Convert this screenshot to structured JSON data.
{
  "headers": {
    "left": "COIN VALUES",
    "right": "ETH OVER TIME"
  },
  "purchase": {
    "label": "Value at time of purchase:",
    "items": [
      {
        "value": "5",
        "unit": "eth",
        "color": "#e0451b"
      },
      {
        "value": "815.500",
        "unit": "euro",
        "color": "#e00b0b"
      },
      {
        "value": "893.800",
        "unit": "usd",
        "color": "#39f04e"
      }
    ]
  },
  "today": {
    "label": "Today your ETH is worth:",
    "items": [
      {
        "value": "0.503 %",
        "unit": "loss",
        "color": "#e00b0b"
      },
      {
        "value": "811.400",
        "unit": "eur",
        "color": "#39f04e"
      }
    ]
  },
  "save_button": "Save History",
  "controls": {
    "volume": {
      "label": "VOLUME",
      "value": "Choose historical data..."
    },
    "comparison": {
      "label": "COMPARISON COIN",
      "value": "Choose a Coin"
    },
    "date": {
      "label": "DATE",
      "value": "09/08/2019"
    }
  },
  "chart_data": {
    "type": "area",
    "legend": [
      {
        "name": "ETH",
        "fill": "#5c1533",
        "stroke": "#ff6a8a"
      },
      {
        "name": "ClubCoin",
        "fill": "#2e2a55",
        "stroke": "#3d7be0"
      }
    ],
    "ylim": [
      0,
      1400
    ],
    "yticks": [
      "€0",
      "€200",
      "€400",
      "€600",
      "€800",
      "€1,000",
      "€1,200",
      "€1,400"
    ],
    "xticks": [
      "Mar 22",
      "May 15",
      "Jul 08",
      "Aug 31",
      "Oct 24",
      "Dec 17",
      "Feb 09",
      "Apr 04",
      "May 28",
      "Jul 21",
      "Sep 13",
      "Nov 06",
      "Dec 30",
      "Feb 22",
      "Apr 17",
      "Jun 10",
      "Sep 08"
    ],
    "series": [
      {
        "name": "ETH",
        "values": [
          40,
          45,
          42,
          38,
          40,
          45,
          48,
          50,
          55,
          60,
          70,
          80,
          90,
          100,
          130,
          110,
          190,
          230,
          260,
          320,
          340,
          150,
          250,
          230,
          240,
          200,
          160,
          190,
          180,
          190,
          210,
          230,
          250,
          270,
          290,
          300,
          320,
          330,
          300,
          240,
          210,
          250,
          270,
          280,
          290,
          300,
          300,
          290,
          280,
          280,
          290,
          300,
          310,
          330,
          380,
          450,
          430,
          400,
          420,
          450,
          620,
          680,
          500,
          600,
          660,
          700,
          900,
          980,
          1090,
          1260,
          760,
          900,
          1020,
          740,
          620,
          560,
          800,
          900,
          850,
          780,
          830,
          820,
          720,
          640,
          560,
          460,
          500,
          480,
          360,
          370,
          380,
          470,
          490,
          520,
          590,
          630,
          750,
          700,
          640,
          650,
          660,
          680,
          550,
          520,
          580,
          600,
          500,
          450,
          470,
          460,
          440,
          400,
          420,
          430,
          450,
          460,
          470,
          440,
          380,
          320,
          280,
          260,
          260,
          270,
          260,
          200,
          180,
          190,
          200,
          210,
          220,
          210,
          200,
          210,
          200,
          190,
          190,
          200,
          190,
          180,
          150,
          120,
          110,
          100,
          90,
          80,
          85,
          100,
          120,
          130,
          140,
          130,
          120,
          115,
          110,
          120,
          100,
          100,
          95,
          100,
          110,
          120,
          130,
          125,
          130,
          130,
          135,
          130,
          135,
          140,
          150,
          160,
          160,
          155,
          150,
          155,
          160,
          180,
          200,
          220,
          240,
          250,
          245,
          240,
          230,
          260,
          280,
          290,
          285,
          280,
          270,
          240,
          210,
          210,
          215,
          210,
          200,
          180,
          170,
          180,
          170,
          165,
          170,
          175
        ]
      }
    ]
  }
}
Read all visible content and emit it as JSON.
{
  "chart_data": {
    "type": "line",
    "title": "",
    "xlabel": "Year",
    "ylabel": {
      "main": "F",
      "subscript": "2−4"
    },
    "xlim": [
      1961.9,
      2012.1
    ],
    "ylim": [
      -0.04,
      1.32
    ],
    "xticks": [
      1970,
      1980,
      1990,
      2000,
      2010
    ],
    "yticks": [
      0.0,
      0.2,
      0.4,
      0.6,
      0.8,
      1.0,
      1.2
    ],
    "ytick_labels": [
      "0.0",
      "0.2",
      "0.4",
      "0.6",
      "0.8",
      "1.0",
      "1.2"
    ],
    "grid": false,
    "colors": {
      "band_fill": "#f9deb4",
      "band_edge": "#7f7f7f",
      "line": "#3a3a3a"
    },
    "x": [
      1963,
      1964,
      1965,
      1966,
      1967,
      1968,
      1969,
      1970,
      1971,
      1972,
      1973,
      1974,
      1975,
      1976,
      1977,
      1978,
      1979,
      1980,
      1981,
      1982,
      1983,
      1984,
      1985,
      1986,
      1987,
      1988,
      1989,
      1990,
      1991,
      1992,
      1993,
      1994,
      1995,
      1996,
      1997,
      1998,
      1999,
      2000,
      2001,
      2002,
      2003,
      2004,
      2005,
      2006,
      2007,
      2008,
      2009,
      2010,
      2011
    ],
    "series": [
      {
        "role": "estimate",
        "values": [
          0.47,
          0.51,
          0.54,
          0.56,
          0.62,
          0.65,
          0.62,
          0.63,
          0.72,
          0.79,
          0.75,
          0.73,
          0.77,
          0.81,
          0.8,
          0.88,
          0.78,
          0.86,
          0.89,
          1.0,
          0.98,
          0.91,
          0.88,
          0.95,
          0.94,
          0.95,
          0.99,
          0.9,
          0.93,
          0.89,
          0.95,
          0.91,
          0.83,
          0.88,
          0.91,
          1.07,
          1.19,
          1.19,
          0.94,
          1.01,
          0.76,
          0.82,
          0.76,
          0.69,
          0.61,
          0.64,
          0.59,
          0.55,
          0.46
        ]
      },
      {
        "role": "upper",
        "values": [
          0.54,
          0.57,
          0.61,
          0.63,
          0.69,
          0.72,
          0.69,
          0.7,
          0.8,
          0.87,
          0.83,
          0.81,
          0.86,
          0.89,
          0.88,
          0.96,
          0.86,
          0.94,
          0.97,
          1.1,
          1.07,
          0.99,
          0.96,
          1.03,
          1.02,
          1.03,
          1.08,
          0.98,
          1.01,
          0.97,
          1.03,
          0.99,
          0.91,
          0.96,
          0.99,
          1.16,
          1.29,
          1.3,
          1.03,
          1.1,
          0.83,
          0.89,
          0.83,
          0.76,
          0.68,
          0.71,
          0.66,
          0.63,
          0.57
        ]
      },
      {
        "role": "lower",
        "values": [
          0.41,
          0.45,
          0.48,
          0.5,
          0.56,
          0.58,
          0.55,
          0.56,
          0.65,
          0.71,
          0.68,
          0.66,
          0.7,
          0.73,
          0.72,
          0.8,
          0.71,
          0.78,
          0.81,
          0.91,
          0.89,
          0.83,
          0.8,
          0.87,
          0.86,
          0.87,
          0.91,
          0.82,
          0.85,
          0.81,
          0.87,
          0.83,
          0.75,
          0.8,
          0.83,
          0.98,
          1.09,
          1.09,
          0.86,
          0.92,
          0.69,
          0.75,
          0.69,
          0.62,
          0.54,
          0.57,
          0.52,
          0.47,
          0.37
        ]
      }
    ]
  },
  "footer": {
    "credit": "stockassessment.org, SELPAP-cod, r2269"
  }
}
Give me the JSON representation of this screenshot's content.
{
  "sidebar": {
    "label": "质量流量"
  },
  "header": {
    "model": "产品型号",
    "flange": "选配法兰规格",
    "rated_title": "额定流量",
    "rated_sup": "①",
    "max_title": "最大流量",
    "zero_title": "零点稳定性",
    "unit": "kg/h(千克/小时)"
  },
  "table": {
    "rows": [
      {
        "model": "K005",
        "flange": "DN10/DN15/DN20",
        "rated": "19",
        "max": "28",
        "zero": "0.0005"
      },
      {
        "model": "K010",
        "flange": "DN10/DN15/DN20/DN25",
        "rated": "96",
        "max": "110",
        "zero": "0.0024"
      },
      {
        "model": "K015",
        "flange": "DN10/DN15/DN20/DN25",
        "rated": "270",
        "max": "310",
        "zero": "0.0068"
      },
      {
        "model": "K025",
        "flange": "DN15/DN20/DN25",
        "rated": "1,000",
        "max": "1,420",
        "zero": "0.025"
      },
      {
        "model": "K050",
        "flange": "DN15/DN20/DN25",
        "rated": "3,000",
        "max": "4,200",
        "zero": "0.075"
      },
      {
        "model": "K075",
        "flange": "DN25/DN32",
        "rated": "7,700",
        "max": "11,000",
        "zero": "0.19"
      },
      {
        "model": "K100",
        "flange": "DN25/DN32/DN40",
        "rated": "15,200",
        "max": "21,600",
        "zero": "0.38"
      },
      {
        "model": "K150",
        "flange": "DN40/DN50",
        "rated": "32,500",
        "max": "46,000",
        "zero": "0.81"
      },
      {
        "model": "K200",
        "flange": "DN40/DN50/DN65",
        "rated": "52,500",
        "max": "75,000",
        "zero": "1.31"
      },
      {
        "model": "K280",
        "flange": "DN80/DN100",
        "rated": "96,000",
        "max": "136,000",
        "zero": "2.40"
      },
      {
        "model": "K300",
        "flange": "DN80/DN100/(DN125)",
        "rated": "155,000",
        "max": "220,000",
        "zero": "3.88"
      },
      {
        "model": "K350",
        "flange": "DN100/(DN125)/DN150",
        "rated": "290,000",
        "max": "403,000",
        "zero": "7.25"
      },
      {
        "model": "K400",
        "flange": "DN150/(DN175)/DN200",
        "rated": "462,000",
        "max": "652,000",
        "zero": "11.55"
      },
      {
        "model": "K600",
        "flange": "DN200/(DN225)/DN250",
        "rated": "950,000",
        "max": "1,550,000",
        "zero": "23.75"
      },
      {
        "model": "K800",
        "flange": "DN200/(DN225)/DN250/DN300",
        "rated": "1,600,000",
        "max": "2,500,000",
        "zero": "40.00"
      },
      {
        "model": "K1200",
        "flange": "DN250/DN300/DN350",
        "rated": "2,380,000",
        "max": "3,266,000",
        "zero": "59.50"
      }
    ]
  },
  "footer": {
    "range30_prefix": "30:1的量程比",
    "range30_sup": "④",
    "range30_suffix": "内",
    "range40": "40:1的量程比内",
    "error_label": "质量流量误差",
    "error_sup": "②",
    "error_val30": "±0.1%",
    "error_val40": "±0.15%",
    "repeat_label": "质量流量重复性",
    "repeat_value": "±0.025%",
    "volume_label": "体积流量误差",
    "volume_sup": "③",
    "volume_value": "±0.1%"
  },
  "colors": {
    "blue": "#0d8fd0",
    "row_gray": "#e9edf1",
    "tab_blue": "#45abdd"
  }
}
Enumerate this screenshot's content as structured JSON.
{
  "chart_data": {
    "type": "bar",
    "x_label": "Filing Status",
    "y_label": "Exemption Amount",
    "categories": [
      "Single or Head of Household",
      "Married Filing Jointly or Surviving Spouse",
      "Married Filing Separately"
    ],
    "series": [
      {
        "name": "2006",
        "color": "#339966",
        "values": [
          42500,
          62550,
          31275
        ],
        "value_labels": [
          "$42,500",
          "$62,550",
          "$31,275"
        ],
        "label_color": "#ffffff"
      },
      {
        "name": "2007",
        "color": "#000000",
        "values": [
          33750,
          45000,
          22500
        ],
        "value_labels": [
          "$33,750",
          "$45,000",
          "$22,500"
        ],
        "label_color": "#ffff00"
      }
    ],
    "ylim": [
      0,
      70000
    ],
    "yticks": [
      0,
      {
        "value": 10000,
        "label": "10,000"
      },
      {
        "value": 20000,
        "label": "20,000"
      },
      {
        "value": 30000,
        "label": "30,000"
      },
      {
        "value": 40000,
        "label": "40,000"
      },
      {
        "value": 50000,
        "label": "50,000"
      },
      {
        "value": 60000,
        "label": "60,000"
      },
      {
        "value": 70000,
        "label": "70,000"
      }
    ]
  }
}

+++++

Copy out every line of the data that includes the word "purchase".

→ Result:
  "purchase": {
    "label": "Value at time of purchase:",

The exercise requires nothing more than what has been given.